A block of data
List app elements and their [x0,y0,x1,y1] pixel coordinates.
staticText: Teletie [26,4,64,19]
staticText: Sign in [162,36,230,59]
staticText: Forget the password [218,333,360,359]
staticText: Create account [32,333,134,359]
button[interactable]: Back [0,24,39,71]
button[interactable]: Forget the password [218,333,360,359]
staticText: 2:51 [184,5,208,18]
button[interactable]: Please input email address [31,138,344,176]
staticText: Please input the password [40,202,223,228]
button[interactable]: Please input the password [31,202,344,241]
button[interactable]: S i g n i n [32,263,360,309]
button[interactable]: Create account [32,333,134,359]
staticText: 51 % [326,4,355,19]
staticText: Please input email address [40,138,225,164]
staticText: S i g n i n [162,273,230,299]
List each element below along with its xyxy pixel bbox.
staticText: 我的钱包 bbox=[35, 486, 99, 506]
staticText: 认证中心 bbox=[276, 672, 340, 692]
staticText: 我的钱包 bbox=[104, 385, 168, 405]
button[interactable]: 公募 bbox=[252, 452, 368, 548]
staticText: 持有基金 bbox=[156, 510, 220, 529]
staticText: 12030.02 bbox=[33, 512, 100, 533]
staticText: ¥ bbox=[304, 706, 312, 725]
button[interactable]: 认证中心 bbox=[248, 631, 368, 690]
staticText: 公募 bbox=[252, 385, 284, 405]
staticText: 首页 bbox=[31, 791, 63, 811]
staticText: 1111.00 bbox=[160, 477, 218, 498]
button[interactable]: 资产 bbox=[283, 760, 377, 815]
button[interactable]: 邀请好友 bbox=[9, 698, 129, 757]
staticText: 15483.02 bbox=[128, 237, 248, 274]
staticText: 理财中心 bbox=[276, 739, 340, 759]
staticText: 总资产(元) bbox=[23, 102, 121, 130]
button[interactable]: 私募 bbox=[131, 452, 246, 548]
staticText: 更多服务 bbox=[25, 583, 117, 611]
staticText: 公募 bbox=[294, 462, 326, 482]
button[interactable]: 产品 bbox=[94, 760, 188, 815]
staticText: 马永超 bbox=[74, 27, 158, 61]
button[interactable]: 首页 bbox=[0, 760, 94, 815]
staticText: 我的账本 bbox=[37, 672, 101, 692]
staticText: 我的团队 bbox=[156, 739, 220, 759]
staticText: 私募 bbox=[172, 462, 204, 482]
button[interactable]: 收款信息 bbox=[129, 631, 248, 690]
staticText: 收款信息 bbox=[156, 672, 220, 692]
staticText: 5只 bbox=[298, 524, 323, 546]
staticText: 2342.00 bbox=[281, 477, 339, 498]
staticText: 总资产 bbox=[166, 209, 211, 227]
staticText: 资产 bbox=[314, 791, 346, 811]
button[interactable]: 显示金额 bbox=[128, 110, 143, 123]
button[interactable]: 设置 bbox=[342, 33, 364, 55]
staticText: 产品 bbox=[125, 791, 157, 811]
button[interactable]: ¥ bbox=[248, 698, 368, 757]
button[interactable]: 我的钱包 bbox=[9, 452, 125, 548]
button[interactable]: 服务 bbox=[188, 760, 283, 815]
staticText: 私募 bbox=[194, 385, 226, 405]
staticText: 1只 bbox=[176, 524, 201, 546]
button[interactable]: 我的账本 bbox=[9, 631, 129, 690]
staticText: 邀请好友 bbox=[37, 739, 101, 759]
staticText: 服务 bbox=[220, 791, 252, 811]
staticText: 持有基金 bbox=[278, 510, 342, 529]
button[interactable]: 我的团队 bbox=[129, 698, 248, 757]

- **INSTRUCTIONS FOR THE TASK**
Please retype everything from the start of the rows down to the line containing "staticText: S i g n i n [162,273,230,299]", that line included, with each line unchanged.

- **RESPONSE TO THIS TASK**
List app elements and their [x0,y0,x1,y1] pixel coordinates.
staticText: Teletie [26,4,64,19]
staticText: Sign in [162,36,230,59]
staticText: Forget the password [218,333,360,359]
staticText: Create account [32,333,134,359]
button[interactable]: Back [0,24,39,71]
button[interactable]: Forget the password [218,333,360,359]
staticText: 2:51 [184,5,208,18]
button[interactable]: Please input email address [31,138,344,176]
staticText: Please input the password [40,202,223,228]
button[interactable]: Please input the password [31,202,344,241]
button[interactable]: S i g n i n [32,263,360,309]
button[interactable]: Create account [32,333,134,359]
staticText: 51 % [326,4,355,19]
staticText: Please input email address [40,138,225,164]
staticText: S i g n i n [162,273,230,299]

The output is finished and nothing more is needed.